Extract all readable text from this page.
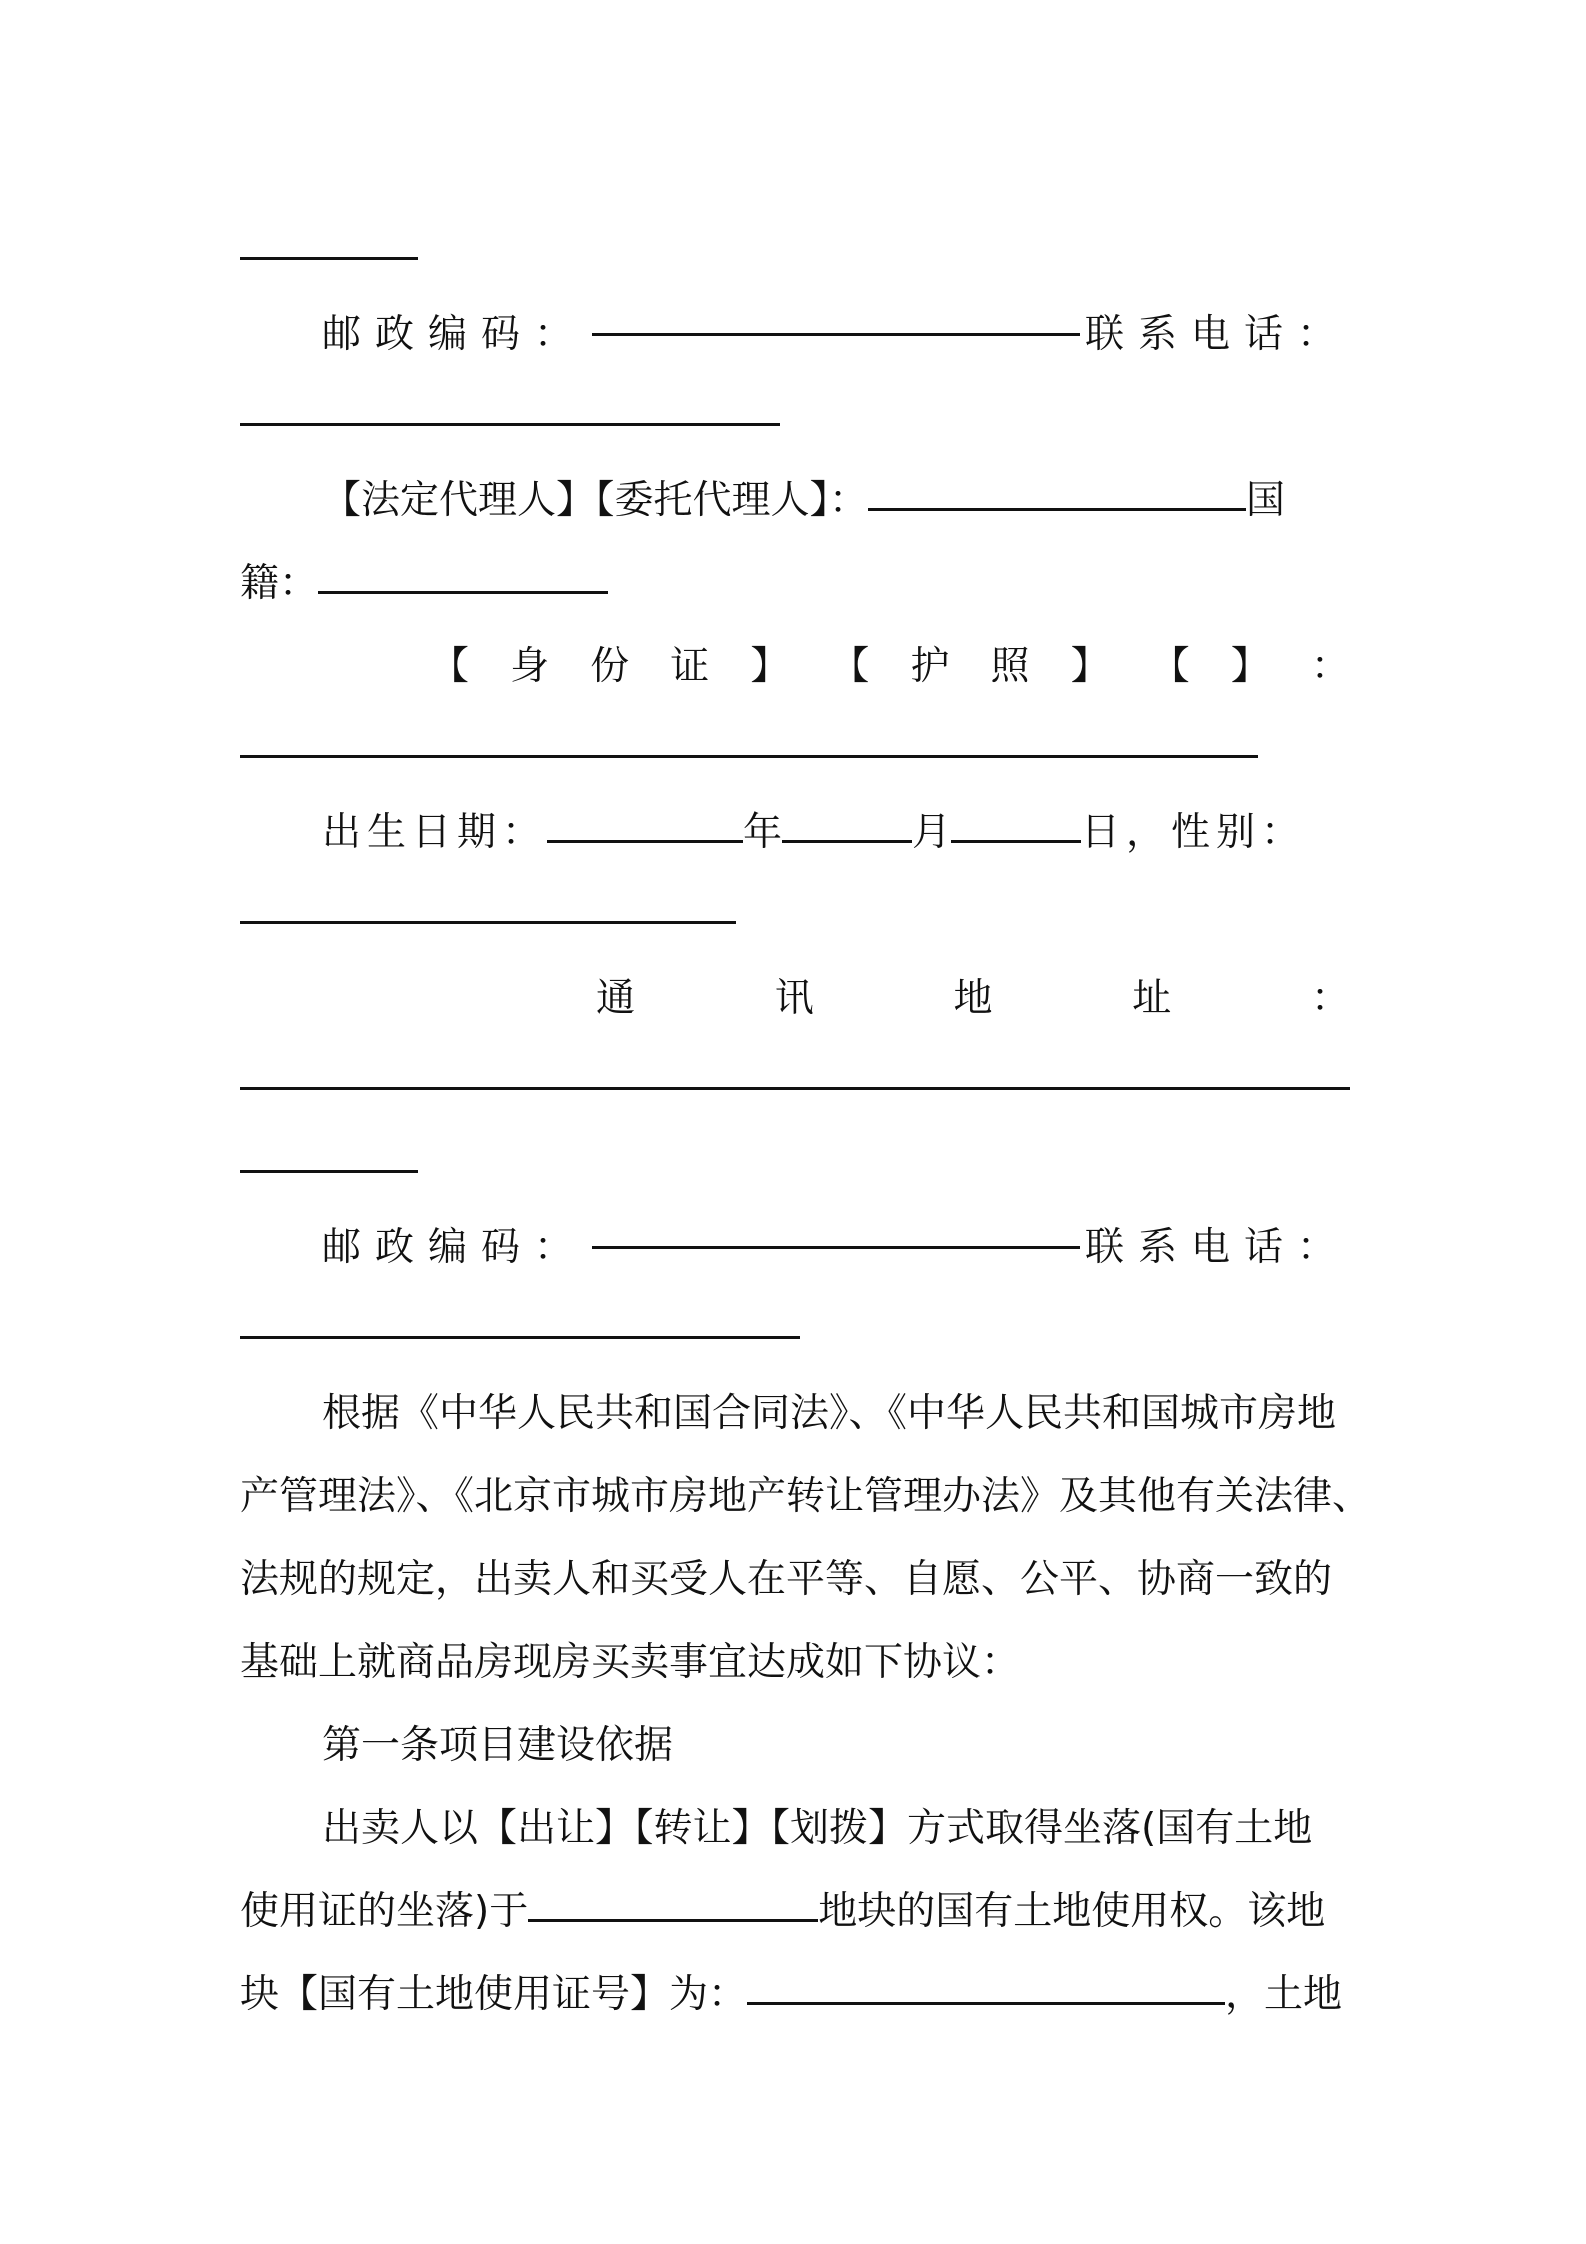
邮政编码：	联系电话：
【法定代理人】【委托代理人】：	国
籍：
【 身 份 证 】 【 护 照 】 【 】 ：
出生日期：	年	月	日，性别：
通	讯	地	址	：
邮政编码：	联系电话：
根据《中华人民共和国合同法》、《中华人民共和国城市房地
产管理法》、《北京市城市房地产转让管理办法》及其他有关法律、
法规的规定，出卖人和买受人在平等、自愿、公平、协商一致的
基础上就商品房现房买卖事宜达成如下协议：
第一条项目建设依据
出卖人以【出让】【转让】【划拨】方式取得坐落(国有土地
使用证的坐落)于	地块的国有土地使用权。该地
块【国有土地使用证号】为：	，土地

——

## EXERCISE DETAILS
Each record above is to be restated exactly, with its pictures removed from the copy.

## RESPONSE BELOW
Extract all readable text from this page.
邮政编码：	联系电话：
【法定代理人】【委托代理人】：	国
籍：
【 身 份 证 】 【 护 照 】 【 】 ：
出生日期：	年	月	日，性别：
通	讯	地	址	：
邮政编码：	联系电话：
根据《中华人民共和国合同法》、《中华人民共和国城市房地
产管理法》、《北京市城市房地产转让管理办法》及其他有关法律、
法规的规定，出卖人和买受人在平等、自愿、公平、协商一致的
基础上就商品房现房买卖事宜达成如下协议：
第一条项目建设依据
出卖人以【出让】【转让】【划拨】方式取得坐落(国有土地
使用证的坐落)于	地块的国有土地使用权。该地
块【国有土地使用证号】为：	，土地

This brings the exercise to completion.